(INSTRUCTIONS FOR THE TASK) Below are some records. Say how many of their lines contain the string "pobliżu", and give nothing but the number.

··········

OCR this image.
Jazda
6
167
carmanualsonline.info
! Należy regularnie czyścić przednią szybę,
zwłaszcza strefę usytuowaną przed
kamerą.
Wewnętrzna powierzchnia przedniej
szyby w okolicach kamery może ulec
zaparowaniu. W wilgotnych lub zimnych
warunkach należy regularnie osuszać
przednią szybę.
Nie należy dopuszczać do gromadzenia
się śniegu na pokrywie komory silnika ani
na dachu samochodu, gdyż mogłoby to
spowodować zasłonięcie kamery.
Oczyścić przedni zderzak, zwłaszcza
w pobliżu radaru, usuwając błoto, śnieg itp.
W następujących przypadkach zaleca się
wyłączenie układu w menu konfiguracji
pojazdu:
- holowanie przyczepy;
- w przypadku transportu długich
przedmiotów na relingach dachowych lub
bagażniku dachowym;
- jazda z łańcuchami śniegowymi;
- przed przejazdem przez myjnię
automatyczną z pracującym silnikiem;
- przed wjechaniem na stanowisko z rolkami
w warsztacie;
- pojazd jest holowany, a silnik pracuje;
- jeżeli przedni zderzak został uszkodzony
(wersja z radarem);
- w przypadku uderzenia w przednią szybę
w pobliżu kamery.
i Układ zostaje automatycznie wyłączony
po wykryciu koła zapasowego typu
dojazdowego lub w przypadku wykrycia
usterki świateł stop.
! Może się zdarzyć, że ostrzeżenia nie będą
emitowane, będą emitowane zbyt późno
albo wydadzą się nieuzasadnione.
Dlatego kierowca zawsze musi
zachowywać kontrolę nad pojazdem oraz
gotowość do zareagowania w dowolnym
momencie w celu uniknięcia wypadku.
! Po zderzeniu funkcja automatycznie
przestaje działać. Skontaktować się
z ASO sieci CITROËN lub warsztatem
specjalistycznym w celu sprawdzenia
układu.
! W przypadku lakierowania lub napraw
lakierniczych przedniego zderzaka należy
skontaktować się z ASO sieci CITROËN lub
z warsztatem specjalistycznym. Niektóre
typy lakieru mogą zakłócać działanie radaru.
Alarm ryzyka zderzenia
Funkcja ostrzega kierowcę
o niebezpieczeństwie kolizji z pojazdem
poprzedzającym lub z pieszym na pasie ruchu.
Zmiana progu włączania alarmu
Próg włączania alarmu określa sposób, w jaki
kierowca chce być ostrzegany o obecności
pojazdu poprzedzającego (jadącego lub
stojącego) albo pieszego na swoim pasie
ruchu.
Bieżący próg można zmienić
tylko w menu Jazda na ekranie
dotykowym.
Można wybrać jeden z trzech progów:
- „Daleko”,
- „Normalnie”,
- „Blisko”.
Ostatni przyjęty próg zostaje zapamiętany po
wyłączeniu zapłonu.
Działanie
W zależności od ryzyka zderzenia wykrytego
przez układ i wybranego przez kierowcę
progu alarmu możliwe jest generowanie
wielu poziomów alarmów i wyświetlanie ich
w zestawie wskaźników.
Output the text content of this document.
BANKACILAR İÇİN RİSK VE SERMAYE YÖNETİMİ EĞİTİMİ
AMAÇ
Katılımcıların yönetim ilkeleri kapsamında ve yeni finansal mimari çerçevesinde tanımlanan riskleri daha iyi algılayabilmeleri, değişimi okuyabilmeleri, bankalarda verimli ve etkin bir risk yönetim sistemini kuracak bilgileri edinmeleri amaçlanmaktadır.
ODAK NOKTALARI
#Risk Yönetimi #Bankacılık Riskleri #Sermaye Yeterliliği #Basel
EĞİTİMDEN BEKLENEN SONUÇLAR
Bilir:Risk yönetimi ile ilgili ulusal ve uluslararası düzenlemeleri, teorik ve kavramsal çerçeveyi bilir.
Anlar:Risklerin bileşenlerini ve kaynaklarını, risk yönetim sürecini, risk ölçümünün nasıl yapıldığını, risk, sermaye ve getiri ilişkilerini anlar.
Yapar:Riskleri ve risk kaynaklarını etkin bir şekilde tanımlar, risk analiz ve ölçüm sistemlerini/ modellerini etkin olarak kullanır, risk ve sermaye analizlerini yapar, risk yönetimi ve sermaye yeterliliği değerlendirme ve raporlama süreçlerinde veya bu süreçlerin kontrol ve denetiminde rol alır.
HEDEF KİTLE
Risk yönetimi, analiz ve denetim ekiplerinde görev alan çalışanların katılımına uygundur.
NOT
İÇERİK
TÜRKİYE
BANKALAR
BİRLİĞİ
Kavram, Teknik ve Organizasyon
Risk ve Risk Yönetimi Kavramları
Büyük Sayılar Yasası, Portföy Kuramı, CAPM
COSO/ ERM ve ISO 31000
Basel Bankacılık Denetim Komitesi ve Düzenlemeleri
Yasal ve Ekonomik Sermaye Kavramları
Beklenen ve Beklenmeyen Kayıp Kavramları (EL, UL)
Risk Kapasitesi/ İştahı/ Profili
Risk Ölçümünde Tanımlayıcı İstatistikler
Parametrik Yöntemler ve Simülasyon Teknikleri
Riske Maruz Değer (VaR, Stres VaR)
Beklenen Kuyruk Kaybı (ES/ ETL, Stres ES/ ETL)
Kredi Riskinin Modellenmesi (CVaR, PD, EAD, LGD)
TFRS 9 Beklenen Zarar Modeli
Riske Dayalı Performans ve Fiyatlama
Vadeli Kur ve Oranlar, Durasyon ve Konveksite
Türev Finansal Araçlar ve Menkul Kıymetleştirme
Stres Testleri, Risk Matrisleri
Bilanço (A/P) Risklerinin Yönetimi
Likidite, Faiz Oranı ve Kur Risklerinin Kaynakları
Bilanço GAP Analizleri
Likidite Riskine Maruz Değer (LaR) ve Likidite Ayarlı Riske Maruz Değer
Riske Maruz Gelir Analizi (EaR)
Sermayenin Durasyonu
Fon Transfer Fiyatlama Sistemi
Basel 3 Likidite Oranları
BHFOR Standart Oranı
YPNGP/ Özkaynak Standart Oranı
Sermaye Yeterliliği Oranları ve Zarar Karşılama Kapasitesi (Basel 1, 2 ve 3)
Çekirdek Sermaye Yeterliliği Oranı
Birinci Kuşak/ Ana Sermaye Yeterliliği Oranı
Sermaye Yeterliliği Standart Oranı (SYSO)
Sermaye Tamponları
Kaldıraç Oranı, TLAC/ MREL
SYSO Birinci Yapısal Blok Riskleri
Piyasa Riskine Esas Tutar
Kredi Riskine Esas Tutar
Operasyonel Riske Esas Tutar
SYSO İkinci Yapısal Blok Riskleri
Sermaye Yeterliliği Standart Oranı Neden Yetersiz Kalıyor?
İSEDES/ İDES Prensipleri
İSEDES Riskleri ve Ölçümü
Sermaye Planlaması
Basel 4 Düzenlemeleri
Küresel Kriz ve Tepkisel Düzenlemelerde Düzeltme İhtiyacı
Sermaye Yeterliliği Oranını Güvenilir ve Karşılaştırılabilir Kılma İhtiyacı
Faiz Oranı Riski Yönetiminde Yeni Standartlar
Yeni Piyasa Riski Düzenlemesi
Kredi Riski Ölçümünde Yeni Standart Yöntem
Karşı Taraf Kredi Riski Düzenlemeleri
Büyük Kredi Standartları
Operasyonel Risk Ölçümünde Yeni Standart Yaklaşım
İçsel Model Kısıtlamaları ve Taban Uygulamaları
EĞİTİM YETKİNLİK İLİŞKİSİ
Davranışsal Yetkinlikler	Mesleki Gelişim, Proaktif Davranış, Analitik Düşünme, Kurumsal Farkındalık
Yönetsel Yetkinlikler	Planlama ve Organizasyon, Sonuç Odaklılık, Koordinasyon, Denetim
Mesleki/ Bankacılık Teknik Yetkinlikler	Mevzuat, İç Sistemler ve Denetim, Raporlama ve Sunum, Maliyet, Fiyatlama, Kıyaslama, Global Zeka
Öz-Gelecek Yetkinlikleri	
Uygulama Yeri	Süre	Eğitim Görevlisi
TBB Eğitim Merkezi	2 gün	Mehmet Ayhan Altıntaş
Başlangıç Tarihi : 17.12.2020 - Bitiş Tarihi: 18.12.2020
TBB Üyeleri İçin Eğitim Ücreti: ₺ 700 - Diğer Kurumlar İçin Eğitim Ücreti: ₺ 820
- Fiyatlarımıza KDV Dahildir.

··········

(CORRECT RESULT) 2